[STATED EXERCISE] Restate the records below word for word.

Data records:
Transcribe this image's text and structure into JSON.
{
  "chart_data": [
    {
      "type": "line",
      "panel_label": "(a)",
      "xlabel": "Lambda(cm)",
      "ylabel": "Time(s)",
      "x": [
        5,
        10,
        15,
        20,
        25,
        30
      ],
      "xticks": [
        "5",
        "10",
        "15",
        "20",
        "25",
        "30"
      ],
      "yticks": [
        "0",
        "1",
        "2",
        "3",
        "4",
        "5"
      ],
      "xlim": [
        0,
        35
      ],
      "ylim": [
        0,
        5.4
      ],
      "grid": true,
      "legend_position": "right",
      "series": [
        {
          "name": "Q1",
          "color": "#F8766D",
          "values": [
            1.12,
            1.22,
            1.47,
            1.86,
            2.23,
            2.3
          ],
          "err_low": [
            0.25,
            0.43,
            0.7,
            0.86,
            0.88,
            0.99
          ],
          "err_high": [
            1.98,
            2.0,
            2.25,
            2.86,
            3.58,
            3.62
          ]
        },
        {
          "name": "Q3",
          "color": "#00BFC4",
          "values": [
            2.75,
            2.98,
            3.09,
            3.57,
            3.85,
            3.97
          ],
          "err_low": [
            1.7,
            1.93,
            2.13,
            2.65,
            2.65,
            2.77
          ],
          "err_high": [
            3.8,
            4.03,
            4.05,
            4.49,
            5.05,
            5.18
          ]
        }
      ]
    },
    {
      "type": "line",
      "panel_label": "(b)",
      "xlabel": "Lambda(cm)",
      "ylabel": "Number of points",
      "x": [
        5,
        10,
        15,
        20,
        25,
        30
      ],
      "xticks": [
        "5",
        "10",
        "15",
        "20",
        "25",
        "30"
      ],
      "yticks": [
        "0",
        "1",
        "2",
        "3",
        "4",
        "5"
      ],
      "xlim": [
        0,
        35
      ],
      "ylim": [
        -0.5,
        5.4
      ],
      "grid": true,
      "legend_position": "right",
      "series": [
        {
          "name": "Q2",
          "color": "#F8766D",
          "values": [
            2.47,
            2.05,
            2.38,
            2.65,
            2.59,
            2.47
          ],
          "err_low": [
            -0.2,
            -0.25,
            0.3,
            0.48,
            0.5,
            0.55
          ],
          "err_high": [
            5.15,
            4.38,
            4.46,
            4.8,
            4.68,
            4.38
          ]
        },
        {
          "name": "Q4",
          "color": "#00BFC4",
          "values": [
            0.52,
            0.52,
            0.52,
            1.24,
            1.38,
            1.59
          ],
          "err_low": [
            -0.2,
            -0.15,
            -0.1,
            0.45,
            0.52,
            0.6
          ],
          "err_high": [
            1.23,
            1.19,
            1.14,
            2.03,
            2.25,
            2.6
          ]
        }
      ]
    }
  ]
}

[SOLUTION BELOW]
Transcribe this image's text and structure into JSON.
{
  "chart_data": [
    {
      "type": "line",
      "panel_label": "(a)",
      "xlabel": "Lambda(cm)",
      "ylabel": "Time(s)",
      "x": [
        5,
        10,
        15,
        20,
        25,
        30
      ],
      "xticks": [
        "5",
        "10",
        "15",
        "20",
        "25",
        "30"
      ],
      "yticks": [
        "0",
        "1",
        "2",
        "3",
        "4",
        "5"
      ],
      "xlim": [
        0,
        35
      ],
      "ylim": [
        0,
        5.4
      ],
      "grid": true,
      "legend_position": "right",
      "series": [
        {
          "name": "Q1",
          "color": "#F8766D",
          "values": [
            1.12,
            1.22,
            1.47,
            1.86,
            2.23,
            2.3
          ],
          "err_low": [
            0.25,
            0.43,
            0.7,
            0.86,
            0.88,
            0.99
          ],
          "err_high": [
            1.98,
            2.0,
            2.25,
            2.86,
            3.58,
            3.62
          ]
        },
        {
          "name": "Q3",
          "color": "#00BFC4",
          "values": [
            2.75,
            2.98,
            3.09,
            3.57,
            3.85,
            3.97
          ],
          "err_low": [
            1.7,
            1.93,
            2.13,
            2.65,
            2.65,
            2.77
          ],
          "err_high": [
            3.8,
            4.03,
            4.05,
            4.49,
            5.05,
            5.18
          ]
        }
      ]
    },
    {
      "type": "line",
      "panel_label": "(b)",
      "xlabel": "Lambda(cm)",
      "ylabel": "Number of points",
      "x": [
        5,
        10,
        15,
        20,
        25,
        30
      ],
      "xticks": [
        "5",
        "10",
        "15",
        "20",
        "25",
        "30"
      ],
      "yticks": [
        "0",
        "1",
        "2",
        "3",
        "4",
        "5"
      ],
      "xlim": [
        0,
        35
      ],
      "ylim": [
        -0.5,
        5.4
      ],
      "grid": true,
      "legend_position": "right",
      "series": [
        {
          "name": "Q2",
          "color": "#F8766D",
          "values": [
            2.47,
            2.05,
            2.38,
            2.65,
            2.59,
            2.47
          ],
          "err_low": [
            -0.2,
            -0.25,
            0.3,
            0.48,
            0.5,
            0.55
          ],
          "err_high": [
            5.15,
            4.38,
            4.46,
            4.8,
            4.68,
            4.38
          ]
        },
        {
          "name": "Q4",
          "color": "#00BFC4",
          "values": [
            0.52,
            0.52,
            0.52,
            1.24,
            1.38,
            1.59
          ],
          "err_low": [
            -0.2,
            -0.15,
            -0.1,
            0.45,
            0.52,
            0.6
          ],
          "err_high": [
            1.23,
            1.19,
            1.14,
            2.03,
            2.25,
            2.6
          ]
        }
      ]
    }
  ]
}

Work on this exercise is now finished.